## EXERCISE DETAILS
Go through the listing below and list every line with "constraint".

## DATA SECTION

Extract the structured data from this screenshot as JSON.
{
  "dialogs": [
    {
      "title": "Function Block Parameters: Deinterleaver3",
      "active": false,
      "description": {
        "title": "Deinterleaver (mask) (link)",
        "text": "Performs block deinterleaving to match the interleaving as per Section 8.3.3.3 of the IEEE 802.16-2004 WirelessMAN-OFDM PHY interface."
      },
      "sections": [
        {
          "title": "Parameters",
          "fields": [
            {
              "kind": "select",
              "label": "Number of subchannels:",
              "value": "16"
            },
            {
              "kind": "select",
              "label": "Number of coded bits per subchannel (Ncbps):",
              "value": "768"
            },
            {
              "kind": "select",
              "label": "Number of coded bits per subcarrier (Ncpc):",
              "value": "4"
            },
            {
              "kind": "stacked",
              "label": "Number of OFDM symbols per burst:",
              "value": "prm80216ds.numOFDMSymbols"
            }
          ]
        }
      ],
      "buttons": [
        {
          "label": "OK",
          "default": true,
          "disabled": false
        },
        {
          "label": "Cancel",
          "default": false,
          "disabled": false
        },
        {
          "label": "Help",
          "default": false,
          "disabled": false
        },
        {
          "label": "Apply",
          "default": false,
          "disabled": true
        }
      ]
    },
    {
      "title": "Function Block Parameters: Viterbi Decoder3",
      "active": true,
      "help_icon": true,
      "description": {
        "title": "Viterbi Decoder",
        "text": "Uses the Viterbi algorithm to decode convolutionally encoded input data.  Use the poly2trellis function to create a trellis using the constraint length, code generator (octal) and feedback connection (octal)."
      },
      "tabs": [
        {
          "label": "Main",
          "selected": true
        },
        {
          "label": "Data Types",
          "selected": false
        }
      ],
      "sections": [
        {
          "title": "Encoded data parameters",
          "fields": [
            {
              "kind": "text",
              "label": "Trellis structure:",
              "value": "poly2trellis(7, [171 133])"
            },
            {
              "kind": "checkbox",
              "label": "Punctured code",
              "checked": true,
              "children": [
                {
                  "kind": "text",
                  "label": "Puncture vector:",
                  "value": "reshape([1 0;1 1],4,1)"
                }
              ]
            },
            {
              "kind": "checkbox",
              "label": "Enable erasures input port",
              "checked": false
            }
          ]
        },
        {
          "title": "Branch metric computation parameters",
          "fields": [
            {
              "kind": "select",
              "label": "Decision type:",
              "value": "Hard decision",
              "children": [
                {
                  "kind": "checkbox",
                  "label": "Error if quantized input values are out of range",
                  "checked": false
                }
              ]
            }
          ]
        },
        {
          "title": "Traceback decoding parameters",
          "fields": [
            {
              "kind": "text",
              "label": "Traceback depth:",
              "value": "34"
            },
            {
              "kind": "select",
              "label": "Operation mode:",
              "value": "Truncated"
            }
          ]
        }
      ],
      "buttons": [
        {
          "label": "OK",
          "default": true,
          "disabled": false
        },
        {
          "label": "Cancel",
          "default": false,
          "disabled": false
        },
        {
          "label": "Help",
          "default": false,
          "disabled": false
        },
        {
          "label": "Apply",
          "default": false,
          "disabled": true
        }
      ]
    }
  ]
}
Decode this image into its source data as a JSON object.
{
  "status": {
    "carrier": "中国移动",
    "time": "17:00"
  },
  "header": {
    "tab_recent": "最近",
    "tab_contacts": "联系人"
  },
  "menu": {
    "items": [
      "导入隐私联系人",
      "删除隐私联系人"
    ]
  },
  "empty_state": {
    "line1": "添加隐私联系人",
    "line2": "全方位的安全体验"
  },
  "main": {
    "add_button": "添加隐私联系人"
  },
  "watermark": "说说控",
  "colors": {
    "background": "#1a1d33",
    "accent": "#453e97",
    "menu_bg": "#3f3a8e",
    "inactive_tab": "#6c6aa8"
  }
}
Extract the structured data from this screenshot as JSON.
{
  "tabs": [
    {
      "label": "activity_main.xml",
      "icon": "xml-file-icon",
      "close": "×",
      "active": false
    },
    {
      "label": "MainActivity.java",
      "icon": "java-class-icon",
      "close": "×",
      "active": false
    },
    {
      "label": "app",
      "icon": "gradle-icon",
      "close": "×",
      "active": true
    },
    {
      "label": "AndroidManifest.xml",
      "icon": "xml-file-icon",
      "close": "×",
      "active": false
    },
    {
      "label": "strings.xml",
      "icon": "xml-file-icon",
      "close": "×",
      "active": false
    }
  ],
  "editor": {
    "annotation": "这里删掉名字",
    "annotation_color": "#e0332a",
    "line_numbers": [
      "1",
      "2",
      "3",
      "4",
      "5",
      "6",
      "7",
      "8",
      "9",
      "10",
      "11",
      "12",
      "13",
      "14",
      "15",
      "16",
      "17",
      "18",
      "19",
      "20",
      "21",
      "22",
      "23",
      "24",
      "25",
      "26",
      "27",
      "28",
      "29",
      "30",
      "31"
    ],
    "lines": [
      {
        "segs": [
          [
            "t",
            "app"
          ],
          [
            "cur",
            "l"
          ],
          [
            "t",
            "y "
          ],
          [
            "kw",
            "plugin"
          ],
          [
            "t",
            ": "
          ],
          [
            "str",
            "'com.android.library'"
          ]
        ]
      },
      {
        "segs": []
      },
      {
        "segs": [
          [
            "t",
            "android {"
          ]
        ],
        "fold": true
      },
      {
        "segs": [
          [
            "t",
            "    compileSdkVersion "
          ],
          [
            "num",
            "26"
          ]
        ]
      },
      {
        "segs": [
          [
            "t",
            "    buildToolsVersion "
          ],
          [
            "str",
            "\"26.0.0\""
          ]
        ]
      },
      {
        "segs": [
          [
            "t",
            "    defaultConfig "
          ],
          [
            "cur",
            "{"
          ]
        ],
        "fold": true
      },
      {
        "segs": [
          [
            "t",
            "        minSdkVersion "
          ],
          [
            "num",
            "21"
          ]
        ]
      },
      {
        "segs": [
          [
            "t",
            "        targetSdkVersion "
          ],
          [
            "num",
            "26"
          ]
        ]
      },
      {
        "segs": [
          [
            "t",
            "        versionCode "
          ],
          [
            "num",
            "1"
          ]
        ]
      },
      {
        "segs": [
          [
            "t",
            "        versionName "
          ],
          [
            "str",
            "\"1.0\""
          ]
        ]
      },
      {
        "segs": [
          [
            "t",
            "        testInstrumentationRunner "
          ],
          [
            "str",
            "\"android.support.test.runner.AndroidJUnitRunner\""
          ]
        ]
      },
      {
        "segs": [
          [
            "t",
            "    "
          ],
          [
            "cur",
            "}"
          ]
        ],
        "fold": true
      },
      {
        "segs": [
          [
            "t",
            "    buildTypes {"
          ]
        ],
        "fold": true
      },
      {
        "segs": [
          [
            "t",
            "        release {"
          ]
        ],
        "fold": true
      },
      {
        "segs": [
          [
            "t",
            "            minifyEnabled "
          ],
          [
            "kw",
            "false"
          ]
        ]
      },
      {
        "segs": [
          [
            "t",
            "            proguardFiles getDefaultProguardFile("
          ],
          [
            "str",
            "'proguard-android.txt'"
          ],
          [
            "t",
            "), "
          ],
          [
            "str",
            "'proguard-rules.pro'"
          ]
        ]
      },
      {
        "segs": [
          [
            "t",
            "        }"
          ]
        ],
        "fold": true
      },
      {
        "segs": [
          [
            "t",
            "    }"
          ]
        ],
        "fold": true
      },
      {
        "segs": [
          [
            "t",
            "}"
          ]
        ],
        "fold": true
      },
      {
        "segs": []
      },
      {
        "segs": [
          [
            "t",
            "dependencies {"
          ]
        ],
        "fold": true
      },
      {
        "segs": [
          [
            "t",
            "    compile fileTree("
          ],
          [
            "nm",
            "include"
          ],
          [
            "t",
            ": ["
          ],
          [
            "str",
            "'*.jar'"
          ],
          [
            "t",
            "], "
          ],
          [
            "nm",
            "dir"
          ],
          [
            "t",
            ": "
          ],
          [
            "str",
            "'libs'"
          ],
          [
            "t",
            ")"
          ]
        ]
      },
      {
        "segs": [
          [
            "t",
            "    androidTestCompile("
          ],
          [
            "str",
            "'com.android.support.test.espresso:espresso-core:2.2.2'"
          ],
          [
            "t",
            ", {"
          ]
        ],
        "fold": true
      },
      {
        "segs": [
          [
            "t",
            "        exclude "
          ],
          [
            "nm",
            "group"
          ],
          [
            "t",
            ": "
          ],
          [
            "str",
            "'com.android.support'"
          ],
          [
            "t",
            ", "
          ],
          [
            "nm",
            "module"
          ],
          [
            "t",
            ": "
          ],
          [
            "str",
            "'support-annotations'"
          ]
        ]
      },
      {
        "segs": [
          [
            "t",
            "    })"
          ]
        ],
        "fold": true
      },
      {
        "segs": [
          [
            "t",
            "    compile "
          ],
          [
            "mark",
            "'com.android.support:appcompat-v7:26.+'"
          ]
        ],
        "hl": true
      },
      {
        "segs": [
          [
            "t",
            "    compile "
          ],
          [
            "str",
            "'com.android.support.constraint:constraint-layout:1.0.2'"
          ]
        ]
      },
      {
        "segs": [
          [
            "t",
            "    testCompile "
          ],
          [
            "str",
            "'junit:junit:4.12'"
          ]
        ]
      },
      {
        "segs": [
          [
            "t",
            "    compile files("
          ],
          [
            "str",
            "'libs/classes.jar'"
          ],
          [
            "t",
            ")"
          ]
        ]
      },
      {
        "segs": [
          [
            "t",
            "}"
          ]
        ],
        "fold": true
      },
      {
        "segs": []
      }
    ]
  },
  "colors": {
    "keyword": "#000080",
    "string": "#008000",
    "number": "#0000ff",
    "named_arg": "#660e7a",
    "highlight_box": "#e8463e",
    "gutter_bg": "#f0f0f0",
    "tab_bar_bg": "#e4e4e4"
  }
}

## CORRECT OUTPUT
        "text": "Uses the Viterbi algorithm to decode convolutionally encoded input data.  Use the poly2trellis function to create a trellis using the constraint length, code generator (octal) and feedback connection (octal)."
            "'com.android.support.constraint:constraint-layout:1.0.2'"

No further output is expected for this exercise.